Extracted records

########################################

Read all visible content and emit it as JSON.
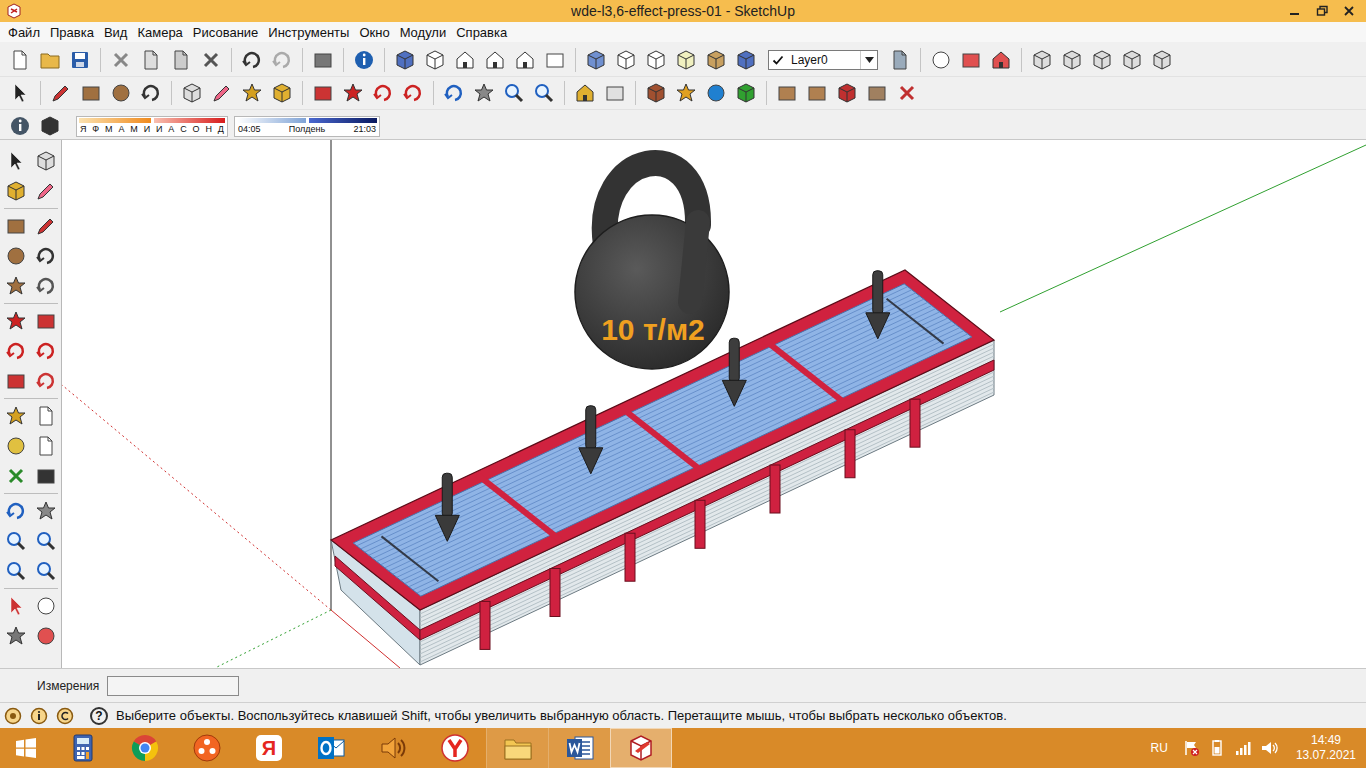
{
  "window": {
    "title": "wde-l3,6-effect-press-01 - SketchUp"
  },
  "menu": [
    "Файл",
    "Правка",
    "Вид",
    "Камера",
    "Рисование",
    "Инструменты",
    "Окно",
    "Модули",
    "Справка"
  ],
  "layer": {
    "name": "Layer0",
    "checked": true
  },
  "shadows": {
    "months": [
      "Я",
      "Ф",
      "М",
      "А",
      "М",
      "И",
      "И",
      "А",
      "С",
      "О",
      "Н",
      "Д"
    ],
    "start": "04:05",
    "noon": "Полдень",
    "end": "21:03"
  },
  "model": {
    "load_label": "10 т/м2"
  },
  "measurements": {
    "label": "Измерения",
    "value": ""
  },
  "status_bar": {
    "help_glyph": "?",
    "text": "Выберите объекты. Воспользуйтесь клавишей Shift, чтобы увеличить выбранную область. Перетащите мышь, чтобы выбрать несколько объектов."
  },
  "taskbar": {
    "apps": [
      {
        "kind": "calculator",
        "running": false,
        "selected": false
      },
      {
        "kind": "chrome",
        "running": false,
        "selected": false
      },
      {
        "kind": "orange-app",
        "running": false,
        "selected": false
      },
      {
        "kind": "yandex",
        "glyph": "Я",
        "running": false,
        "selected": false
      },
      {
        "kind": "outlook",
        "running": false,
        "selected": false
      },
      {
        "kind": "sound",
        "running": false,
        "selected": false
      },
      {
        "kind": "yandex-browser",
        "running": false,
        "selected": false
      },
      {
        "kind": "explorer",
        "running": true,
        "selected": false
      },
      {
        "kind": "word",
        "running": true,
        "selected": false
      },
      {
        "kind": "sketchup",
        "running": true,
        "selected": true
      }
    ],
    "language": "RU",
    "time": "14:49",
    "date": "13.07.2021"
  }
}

########################################

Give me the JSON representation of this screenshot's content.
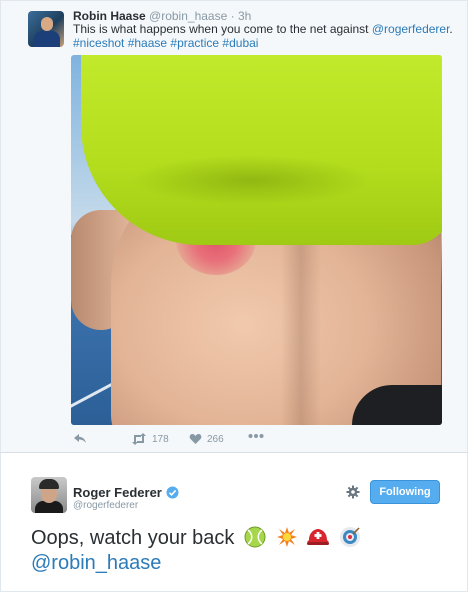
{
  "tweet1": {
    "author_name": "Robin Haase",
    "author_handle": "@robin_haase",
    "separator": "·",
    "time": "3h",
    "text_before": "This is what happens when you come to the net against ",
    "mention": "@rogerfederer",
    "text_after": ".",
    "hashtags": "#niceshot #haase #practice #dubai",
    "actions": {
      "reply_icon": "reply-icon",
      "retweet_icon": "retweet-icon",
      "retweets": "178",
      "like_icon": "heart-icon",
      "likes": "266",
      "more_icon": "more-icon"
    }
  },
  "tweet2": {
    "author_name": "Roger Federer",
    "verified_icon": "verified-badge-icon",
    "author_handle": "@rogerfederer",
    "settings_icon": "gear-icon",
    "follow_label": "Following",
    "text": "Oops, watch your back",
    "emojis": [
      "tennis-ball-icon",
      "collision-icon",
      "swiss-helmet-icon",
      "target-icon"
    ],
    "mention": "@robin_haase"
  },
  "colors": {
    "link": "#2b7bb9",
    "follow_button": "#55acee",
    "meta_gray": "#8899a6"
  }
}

########################################

*Required task*. All lines holding the word "icon" should be picked out and copied.

*Complete answer*.
      "reply_icon": "reply-icon",
      "retweet_icon": "retweet-icon",
      "like_icon": "heart-icon",
      "more_icon": "more-icon"
    "verified_icon": "verified-badge-icon",
    "settings_icon": "gear-icon",
      "tennis-ball-icon",
      "collision-icon",
      "swiss-helmet-icon",
      "target-icon"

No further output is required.